╔══
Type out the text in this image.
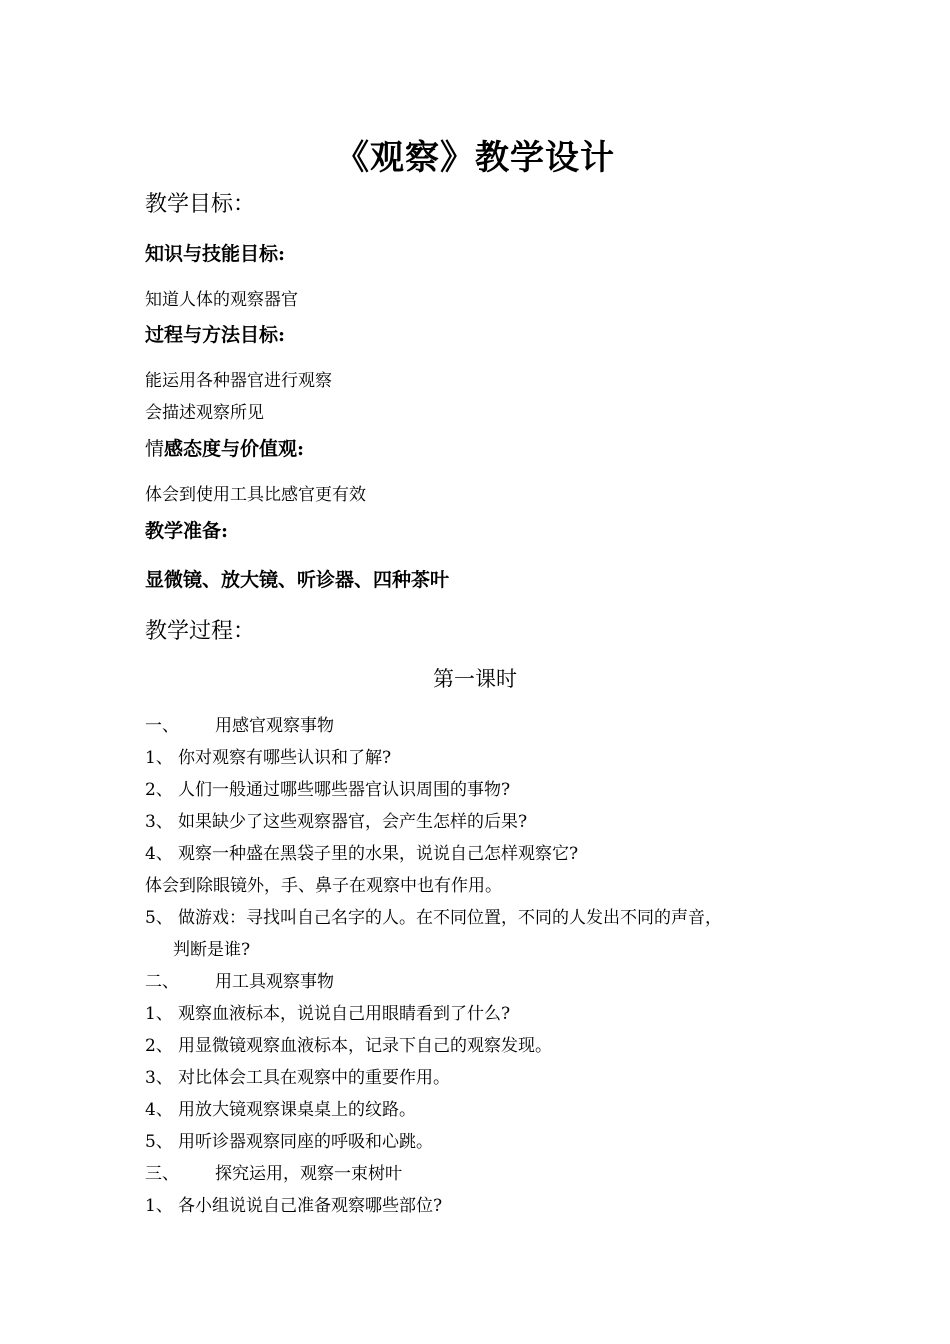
《观察》教学设计
教学目标：
知识与技能目标:
知道人体的观察器官
过程与方法目标:
能运用各种器官进行观察
会描述观察所见
情感态度与价值观:
体会到使用工具比感官更有效
教学准备:
显微镜、放大镜、听诊器、四种茶叶
教学过程：
第一课时
一、 用感官观察事物
1、 你对观察有哪些认识和了解?
2、 人们一般通过哪些哪些器官认识周围的事物?
3、 如果缺少了这些观察器官，会产生怎样的后果?
4、 观察一种盛在黑袋子里的水果，说说自己怎样观察它?
体会到除眼镜外，手、鼻子在观察中也有作用。
5、 做游戏：寻找叫自己名字的人。在不同位置，不同的人发出不同的声音，
判断是谁?
二、 用工具观察事物
1、 观察血液标本，说说自己用眼睛看到了什么?
2、 用显微镜观察血液标本，记录下自己的观察发现。
3、 对比体会工具在观察中的重要作用。
4、 用放大镜观察课桌桌上的纹路。
5、 用听诊器观察同座的呼吸和心跳。
三、 探究运用，观察一束树叶
1、 各小组说说自己准备观察哪些部位?
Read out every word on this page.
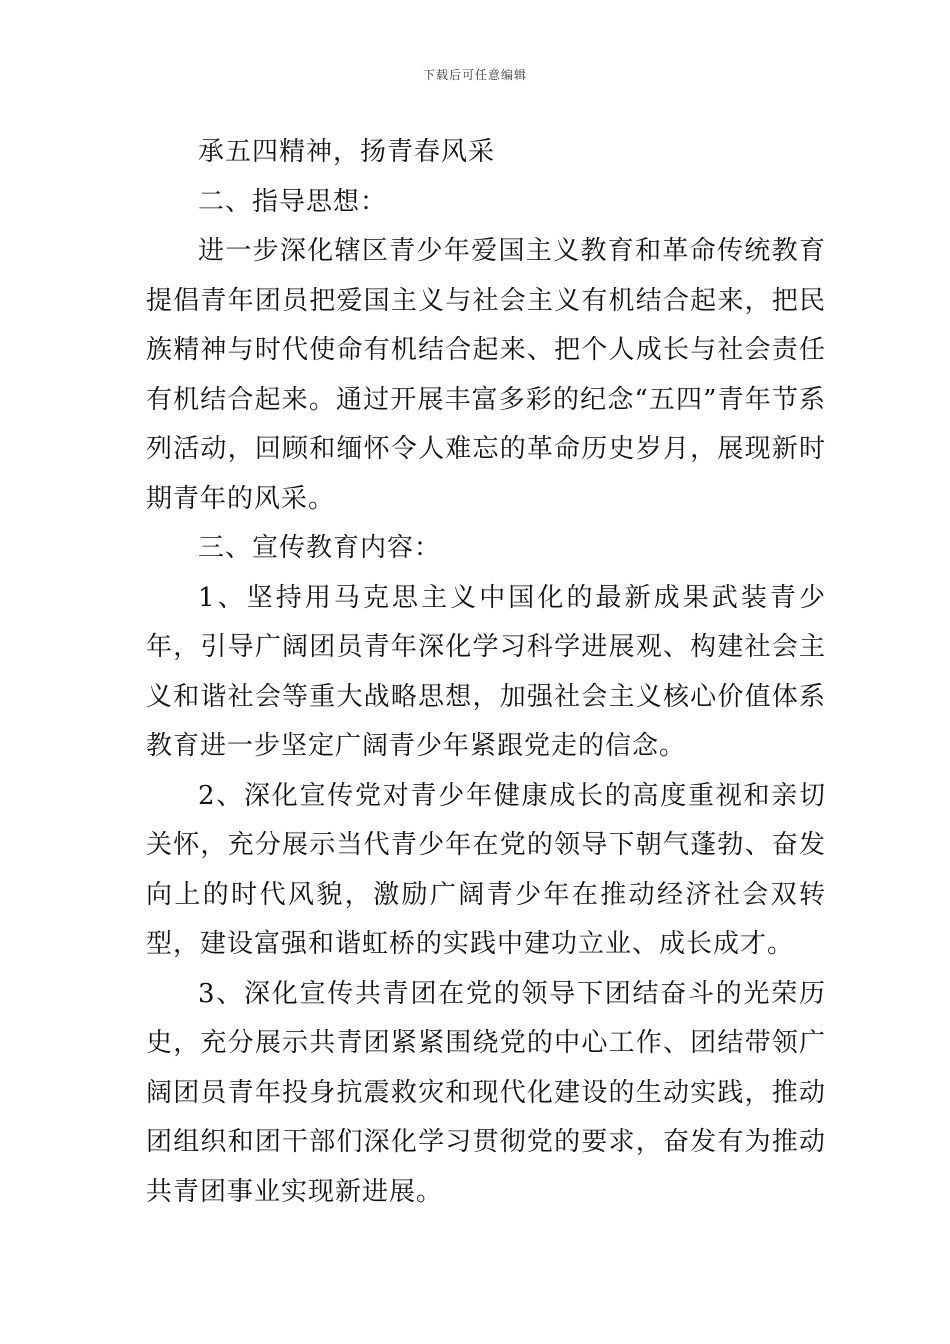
下载后可任意编辑

承五四精神，扬青春风采

二、指导思想：

进一步深化辖区青少年爱国主义教育和革命传统教育提倡青年团员把爱国主义与社会主义有机结合起来，把民族精神与时代使命有机结合起来、把个人成长与社会责任有机结合起来。通过开展丰富多彩的纪念“五四”青年节系列活动，回顾和缅怀令人难忘的革命历史岁月，展现新时期青年的风采。

三、宣传教育内容：

1、坚持用马克思主义中国化的最新成果武装青少年，引导广阔团员青年深化学习科学进展观、构建社会主义和谐社会等重大战略思想，加强社会主义核心价值体系教育进一步坚定广阔青少年紧跟党走的信念。

2、深化宣传党对青少年健康成长的高度重视和亲切关怀，充分展示当代青少年在党的领导下朝气蓬勃、奋发向上的时代风貌，激励广阔青少年在推动经济社会双转型，建设富强和谐虹桥的实践中建功立业、成长成才。

3、深化宣传共青团在党的领导下团结奋斗的光荣历史，充分展示共青团紧紧围绕党的中心工作、团结带领广阔团员青年投身抗震救灾和现代化建设的生动实践，推动团组织和团干部们深化学习贯彻党的要求，奋发有为推动共青团事业实现新进展。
╚══
_PROBLEM_. Within the entries above, report how many lines include "this", and keep the answer to the number.

_RIGHT ANSWER_. 2